= What is expected =
Leave out the pictures and copy the remaining records exactly.

[Extracted data entries]

-- Begin --

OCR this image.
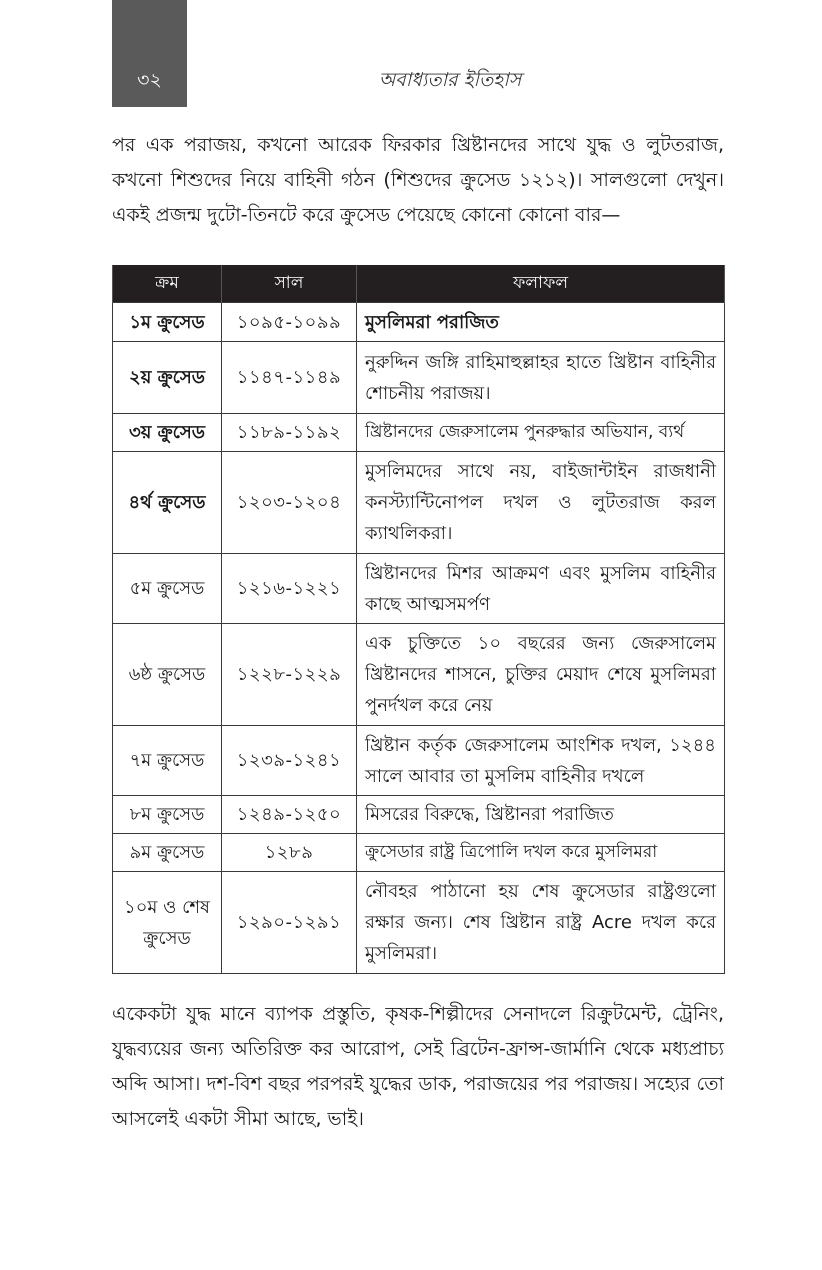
৩২	অবাধ্যতার ইতিহাস

পর এক পরাজয়, কখনো আরেক ফিরকার খ্রিষ্টানদের সাথে যুদ্ধ ও লুটতরাজ, কখনো শিশুদের নিয়ে বাহিনী গঠন (শিশুদের ক্রুসেড ১২১২)। সালগুলো দেখুন। একই প্রজন্ম দুটো-তিনটে করে ক্রুসেড পেয়েছে কোনো কোনো বার—

ক্রম	সাল	ফলাফল
১ম ক্রুসেড	১০৯৫-১০৯৯	মুসলিমরা পরাজিত
২য় ক্রুসেড	১১৪৭-১১৪৯	নুরুদ্দিন জঙ্গি রাহিমাহুল্লাহর হাতে খ্রিষ্টান বাহিনীর শোচনীয় পরাজয়।
৩য় ক্রুসেড	১১৮৯-১১৯২	খ্রিষ্টানদের জেরুসালেম পুনরুদ্ধার অভিযান, ব্যর্থ
৪র্থ ক্রুসেড	১২০৩-১২০৪	মুসলিমদের সাথে নয়, বাইজান্টাইন রাজধানী কনস্ট্যান্টিনোপল দখল ও লুটতরাজ করল ক্যাথলিকরা।
৫ম ক্রুসেড	১২১৬-১২২১	খ্রিষ্টানদের মিশর আক্রমণ এবং মুসলিম বাহিনীর কাছে আত্মসমর্পণ
৬ষ্ঠ ক্রুসেড	১২২৮-১২২৯	এক চুক্তিতে ১০ বছরের জন্য জেরুসালেম খ্রিষ্টানদের শাসনে, চুক্তির মেয়াদ শেষে মুসলিমরা পুনর্দখল করে নেয়
৭ম ক্রুসেড	১২৩৯-১২৪১	খ্রিষ্টান কর্তৃক জেরুসালেম আংশিক দখল, ১২৪৪ সালে আবার তা মুসলিম বাহিনীর দখলে
৮ম ক্রুসেড	১২৪৯-১২৫০	মিসরের বিরুদ্ধে, খ্রিষ্টানরা পরাজিত
৯ম ক্রুসেড	১২৮৯	ক্রুসেডার রাষ্ট্র ত্রিপোলি দখল করে মুসলিমরা
১০ম ও শেষ ক্রুসেড	১২৯০-১২৯১	নৌবহর পাঠানো হয় শেষ ক্রুসেডার রাষ্ট্রগুলো রক্ষার জন্য। শেষ খ্রিষ্টান রাষ্ট্র Acre দখল করে মুসলিমরা।

একেকটা যুদ্ধ মানে ব্যাপক প্রস্তুতি, কৃষক-শিল্পীদের সেনাদলে রিক্রুটমেন্ট, ট্রেনিং, যুদ্ধব্যয়ের জন্য অতিরিক্ত কর আরোপ, সেই ব্রিটেন-ফ্রান্স-জার্মানি থেকে মধ্যপ্রাচ্য অব্দি আসা। দশ-বিশ বছর পরপরই যুদ্ধের ডাক, পরাজয়ের পর পরাজয়। সহ্যের তো আসলেই একটা সীমা আছে, ভাই।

-- End --

= Task response =
OCR this image.
৩২	অবাধ্যতার ইতিহাস

পর এক পরাজয়, কখনো আরেক ফিরকার খ্রিষ্টানদের সাথে যুদ্ধ ও লুটতরাজ, কখনো শিশুদের নিয়ে বাহিনী গঠন (শিশুদের ক্রুসেড ১২১২)। সালগুলো দেখুন। একই প্রজন্ম দুটো-তিনটে করে ক্রুসেড পেয়েছে কোনো কোনো বার—

ক্রম	সাল	ফলাফল
১ম ক্রুসেড	১০৯৫-১০৯৯	মুসলিমরা পরাজিত
২য় ক্রুসেড	১১৪৭-১১৪৯	নুরুদ্দিন জঙ্গি রাহিমাহুল্লাহর হাতে খ্রিষ্টান বাহিনীর শোচনীয় পরাজয়।
৩য় ক্রুসেড	১১৮৯-১১৯২	খ্রিষ্টানদের জেরুসালেম পুনরুদ্ধার অভিযান, ব্যর্থ
৪র্থ ক্রুসেড	১২০৩-১২০৪	মুসলিমদের সাথে নয়, বাইজান্টাইন রাজধানী কনস্ট্যান্টিনোপল দখল ও লুটতরাজ করল ক্যাথলিকরা।
৫ম ক্রুসেড	১২১৬-১২২১	খ্রিষ্টানদের মিশর আক্রমণ এবং মুসলিম বাহিনীর কাছে আত্মসমর্পণ
৬ষ্ঠ ক্রুসেড	১২২৮-১২২৯	এক চুক্তিতে ১০ বছরের জন্য জেরুসালেম খ্রিষ্টানদের শাসনে, চুক্তির মেয়াদ শেষে মুসলিমরা পুনর্দখল করে নেয়
৭ম ক্রুসেড	১২৩৯-১২৪১	খ্রিষ্টান কর্তৃক জেরুসালেম আংশিক দখল, ১২৪৪ সালে আবার তা মুসলিম বাহিনীর দখলে
৮ম ক্রুসেড	১২৪৯-১২৫০	মিসরের বিরুদ্ধে, খ্রিষ্টানরা পরাজিত
৯ম ক্রুসেড	১২৮৯	ক্রুসেডার রাষ্ট্র ত্রিপোলি দখল করে মুসলিমরা
১০ম ও শেষ ক্রুসেড	১২৯০-১২৯১	নৌবহর পাঠানো হয় শেষ ক্রুসেডার রাষ্ট্রগুলো রক্ষার জন্য। শেষ খ্রিষ্টান রাষ্ট্র Acre দখল করে মুসলিমরা।

একেকটা যুদ্ধ মানে ব্যাপক প্রস্তুতি, কৃষক-শিল্পীদের সেনাদলে রিক্রুটমেন্ট, ট্রেনিং, যুদ্ধব্যয়ের জন্য অতিরিক্ত কর আরোপ, সেই ব্রিটেন-ফ্রান্স-জার্মানি থেকে মধ্যপ্রাচ্য অব্দি আসা। দশ-বিশ বছর পরপরই যুদ্ধের ডাক, পরাজয়ের পর পরাজয়। সহ্যের তো আসলেই একটা সীমা আছে, ভাই।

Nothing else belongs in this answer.